→ **EXERCISE OBJECTIVE**
Extract every line of the material that holds the string "tiền".

→ **AVAILABLE RECORDS**

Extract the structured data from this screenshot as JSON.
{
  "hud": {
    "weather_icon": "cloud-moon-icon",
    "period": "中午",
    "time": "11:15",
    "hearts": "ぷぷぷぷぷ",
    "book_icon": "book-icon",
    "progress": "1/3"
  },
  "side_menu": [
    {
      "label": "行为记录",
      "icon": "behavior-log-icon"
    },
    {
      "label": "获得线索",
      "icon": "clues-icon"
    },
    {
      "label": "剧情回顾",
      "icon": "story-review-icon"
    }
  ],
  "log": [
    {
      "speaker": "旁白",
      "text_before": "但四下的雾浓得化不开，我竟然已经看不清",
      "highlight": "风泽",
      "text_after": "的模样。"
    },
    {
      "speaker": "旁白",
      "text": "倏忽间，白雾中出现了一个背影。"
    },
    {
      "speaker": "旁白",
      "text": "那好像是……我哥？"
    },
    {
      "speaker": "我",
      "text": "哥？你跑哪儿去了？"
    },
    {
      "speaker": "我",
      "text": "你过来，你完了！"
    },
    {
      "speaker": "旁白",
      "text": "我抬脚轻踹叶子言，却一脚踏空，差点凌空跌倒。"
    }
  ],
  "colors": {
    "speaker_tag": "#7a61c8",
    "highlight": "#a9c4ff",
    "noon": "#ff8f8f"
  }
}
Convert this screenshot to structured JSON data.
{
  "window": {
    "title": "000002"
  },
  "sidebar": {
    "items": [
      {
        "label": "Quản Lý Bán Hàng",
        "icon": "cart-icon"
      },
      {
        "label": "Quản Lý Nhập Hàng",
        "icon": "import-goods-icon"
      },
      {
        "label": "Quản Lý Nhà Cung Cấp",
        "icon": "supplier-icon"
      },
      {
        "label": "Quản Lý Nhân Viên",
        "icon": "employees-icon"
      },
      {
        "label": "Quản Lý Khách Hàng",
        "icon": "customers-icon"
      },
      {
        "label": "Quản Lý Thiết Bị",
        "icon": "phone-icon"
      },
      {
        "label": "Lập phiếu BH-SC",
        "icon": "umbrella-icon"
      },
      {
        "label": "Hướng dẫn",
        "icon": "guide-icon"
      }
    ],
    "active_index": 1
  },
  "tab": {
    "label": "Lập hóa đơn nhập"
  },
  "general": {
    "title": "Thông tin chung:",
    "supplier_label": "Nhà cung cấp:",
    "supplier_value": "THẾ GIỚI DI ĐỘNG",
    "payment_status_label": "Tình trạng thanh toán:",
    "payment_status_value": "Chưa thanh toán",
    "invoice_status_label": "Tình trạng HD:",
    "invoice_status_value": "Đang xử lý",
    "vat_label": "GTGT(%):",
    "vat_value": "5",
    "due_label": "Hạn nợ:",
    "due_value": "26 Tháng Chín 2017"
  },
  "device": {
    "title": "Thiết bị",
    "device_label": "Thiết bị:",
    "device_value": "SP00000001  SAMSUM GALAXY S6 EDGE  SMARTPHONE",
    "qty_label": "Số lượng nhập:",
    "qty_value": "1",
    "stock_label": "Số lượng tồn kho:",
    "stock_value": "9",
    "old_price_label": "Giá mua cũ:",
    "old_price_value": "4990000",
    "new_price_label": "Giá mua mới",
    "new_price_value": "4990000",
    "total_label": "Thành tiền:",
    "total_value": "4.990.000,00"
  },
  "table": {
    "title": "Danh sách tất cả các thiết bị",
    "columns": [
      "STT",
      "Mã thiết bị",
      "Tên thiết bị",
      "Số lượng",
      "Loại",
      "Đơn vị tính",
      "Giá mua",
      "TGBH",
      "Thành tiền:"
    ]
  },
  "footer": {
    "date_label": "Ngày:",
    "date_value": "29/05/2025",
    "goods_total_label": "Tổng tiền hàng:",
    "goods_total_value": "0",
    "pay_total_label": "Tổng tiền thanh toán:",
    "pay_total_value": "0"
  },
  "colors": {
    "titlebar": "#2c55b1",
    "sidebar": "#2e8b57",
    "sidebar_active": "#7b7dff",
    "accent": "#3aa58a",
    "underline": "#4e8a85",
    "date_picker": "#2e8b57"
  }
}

→ **TASK OUTPUT**
    "total_label": "Thành tiền:",
      "Thành tiền:"
    "goods_total_label": "Tổng tiền hàng:",
    "pay_total_label": "Tổng tiền thanh toán:",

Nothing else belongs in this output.